▸ **Request**
Copy each line in the data that includes the word "been".

▸ **Record set**
____
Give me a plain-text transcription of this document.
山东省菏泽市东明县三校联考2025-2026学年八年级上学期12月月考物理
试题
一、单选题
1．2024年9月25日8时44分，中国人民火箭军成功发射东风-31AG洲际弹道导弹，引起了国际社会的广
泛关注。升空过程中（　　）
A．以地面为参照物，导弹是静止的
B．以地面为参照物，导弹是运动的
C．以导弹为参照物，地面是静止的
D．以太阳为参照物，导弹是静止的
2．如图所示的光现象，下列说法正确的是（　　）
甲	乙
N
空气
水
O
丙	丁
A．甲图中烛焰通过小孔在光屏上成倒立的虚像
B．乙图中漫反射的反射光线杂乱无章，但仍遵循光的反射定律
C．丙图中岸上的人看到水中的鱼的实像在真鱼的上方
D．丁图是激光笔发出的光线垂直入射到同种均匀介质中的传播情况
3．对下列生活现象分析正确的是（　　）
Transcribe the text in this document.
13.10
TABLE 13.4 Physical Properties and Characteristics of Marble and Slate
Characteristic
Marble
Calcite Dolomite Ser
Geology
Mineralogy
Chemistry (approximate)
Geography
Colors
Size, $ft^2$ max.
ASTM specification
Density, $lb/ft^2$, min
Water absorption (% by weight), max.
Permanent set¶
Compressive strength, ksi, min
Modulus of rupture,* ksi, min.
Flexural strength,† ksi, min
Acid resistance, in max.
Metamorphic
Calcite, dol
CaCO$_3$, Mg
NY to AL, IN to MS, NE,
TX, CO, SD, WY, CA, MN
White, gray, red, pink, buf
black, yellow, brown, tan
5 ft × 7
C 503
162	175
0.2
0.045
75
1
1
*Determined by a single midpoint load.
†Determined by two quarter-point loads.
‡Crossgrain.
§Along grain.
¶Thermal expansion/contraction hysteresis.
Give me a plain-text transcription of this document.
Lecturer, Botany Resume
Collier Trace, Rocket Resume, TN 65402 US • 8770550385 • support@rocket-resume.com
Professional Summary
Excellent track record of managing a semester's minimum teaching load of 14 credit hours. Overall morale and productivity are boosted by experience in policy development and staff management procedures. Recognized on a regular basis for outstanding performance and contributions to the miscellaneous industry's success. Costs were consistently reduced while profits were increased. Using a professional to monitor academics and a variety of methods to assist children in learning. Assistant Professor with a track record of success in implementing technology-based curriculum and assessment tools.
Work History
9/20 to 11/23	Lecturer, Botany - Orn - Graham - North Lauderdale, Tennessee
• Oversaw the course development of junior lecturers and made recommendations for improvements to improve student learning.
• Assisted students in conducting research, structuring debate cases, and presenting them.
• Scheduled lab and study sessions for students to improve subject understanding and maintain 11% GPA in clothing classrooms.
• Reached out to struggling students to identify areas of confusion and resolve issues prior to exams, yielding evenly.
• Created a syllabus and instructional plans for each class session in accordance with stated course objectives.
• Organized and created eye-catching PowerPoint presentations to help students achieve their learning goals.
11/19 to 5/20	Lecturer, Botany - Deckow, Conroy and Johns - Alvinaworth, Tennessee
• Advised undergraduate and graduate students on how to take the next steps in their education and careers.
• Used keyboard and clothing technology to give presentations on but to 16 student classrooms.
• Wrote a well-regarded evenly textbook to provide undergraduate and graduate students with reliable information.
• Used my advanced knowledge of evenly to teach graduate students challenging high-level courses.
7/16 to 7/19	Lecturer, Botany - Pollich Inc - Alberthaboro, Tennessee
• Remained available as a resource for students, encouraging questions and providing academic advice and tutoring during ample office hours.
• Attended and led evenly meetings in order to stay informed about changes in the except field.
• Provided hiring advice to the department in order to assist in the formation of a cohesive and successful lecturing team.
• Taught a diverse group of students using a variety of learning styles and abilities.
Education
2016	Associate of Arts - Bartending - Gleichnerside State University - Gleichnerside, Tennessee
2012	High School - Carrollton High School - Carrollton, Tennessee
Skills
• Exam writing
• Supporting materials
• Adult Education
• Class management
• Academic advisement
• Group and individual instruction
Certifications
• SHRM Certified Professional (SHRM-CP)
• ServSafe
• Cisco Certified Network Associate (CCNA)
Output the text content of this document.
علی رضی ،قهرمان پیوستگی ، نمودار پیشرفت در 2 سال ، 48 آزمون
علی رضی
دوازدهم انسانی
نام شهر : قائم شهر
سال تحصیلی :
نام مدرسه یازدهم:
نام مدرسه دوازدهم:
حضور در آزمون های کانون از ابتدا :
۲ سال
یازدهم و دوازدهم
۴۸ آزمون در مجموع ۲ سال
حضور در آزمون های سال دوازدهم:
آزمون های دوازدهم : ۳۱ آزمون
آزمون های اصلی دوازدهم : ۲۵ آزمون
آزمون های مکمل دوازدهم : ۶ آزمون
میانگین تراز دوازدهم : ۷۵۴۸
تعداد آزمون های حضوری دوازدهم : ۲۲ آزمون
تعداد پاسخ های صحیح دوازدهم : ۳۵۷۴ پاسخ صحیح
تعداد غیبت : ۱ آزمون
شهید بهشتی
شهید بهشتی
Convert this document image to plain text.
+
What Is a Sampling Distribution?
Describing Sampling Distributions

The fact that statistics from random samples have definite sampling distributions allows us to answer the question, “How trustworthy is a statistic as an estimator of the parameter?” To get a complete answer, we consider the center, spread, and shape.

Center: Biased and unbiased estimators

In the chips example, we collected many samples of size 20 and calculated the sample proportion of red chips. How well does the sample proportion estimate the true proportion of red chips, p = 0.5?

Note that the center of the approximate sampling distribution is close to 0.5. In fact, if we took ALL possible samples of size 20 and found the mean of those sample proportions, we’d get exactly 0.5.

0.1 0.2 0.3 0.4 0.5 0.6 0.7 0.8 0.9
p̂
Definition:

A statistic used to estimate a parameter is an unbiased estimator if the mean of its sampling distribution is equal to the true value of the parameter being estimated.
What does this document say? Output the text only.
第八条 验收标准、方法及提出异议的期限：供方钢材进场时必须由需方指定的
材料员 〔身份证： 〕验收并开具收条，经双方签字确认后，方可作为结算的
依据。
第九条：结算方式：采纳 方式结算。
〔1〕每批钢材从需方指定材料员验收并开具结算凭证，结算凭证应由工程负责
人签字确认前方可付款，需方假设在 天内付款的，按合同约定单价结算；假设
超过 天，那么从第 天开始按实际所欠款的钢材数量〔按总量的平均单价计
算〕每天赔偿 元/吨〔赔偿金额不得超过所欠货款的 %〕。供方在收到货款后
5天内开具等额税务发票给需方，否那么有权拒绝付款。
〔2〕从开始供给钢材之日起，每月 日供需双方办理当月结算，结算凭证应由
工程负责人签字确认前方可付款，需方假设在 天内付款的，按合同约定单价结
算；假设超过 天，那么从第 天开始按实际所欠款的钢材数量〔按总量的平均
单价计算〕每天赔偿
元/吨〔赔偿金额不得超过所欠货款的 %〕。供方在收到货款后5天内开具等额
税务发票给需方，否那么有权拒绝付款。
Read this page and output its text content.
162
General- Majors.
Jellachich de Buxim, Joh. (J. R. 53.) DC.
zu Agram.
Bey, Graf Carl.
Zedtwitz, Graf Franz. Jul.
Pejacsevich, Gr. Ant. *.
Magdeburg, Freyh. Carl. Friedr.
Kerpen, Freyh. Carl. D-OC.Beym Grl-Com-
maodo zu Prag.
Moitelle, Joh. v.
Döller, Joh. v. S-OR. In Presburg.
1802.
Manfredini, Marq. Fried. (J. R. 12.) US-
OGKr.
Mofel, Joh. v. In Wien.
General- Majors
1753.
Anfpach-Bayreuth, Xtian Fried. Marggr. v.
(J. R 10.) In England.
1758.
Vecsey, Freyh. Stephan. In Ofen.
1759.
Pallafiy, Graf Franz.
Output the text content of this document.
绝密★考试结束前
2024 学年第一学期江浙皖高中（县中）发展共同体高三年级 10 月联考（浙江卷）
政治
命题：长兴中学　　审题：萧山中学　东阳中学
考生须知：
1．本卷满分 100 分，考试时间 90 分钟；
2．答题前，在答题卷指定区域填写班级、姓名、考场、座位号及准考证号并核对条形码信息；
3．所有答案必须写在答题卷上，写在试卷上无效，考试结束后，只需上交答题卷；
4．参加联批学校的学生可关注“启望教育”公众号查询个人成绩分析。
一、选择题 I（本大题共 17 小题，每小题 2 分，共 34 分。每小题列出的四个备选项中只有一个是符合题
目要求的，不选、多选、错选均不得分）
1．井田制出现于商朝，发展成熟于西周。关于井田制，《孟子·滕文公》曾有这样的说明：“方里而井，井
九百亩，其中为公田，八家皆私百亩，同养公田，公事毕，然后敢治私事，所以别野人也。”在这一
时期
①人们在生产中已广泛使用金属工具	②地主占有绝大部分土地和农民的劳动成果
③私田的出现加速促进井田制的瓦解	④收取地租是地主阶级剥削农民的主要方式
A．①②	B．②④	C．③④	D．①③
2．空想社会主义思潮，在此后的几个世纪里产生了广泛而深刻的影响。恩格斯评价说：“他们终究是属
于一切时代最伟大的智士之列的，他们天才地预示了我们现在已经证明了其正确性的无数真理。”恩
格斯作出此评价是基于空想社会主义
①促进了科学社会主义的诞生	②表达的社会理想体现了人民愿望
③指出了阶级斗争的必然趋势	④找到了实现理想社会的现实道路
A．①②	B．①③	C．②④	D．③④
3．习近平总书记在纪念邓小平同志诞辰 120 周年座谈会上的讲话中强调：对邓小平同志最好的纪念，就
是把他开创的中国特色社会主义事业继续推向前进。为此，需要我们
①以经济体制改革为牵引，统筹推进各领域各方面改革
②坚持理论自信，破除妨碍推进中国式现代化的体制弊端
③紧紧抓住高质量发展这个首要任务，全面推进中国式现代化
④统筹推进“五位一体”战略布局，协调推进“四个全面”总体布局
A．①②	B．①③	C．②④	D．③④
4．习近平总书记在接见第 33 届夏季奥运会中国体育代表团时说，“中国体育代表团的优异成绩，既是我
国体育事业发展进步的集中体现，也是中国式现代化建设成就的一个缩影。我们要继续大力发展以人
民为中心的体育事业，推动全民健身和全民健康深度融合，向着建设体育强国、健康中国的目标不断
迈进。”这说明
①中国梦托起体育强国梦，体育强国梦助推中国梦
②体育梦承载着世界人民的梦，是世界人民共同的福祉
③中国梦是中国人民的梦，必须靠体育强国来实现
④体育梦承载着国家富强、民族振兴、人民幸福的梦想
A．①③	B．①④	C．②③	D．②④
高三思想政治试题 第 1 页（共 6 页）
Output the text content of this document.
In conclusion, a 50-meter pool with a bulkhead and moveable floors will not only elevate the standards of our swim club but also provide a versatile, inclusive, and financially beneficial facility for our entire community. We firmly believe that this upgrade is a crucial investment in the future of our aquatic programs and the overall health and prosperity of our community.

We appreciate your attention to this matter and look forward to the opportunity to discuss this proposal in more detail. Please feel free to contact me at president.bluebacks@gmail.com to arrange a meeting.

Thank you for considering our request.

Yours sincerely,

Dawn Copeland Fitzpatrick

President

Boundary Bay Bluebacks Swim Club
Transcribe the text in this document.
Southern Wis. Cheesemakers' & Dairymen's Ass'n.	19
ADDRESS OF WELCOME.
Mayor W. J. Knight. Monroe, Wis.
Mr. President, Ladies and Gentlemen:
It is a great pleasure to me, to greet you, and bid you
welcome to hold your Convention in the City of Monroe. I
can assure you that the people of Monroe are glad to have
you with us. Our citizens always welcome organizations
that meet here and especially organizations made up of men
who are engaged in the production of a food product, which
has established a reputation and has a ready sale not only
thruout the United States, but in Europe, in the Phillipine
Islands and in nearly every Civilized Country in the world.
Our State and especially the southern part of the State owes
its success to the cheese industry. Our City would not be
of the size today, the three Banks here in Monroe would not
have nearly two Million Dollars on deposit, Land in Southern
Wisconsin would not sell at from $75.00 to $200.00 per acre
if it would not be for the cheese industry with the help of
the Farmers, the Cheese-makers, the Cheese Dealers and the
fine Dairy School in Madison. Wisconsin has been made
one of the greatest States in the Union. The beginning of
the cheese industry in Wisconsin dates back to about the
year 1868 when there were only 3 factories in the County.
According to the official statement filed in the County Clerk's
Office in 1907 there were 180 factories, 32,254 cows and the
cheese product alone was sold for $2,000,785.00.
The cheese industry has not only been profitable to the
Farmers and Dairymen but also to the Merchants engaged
____
▸ **Worked solution**
fine Dairy School in Madison. Wisconsin has been made
The cheese industry has not only been profitable to the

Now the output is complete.